■ Request: Gather every line below where "Principal" appears.

-- START Dataset extract --

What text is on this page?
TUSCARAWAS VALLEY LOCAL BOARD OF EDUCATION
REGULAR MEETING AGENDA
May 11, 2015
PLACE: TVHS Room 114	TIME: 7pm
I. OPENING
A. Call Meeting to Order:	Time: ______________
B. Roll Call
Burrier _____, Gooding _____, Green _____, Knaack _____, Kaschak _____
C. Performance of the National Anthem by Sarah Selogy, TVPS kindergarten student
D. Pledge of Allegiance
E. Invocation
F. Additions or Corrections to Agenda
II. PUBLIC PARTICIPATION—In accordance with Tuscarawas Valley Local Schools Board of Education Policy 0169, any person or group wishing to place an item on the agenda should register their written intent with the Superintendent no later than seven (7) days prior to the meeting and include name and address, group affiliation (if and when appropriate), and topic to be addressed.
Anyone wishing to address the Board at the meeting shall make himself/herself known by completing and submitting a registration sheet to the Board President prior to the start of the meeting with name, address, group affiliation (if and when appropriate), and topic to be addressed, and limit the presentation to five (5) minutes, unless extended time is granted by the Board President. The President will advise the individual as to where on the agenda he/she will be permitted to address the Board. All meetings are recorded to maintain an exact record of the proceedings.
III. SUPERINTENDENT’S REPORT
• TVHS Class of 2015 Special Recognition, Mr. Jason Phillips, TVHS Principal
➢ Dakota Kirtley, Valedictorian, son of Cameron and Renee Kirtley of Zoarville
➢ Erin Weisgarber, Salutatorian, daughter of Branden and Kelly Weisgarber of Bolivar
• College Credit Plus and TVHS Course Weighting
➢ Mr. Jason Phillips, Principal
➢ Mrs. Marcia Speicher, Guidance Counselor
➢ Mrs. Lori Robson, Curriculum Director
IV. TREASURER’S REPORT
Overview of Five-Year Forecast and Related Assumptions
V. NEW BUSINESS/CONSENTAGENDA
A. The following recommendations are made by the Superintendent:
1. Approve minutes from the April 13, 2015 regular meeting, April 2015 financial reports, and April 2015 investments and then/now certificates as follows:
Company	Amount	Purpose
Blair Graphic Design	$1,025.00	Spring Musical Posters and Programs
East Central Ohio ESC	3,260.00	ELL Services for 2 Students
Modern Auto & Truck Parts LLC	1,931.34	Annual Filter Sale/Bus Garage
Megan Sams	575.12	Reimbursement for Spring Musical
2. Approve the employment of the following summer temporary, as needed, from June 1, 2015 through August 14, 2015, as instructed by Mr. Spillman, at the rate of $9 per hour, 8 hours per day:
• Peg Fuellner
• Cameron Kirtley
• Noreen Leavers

-- END Dataset extract --

■ Task answer:
• TVHS Class of 2015 Special Recognition, Mr. Jason Phillips, TVHS Principal
➢ Mr. Jason Phillips, Principal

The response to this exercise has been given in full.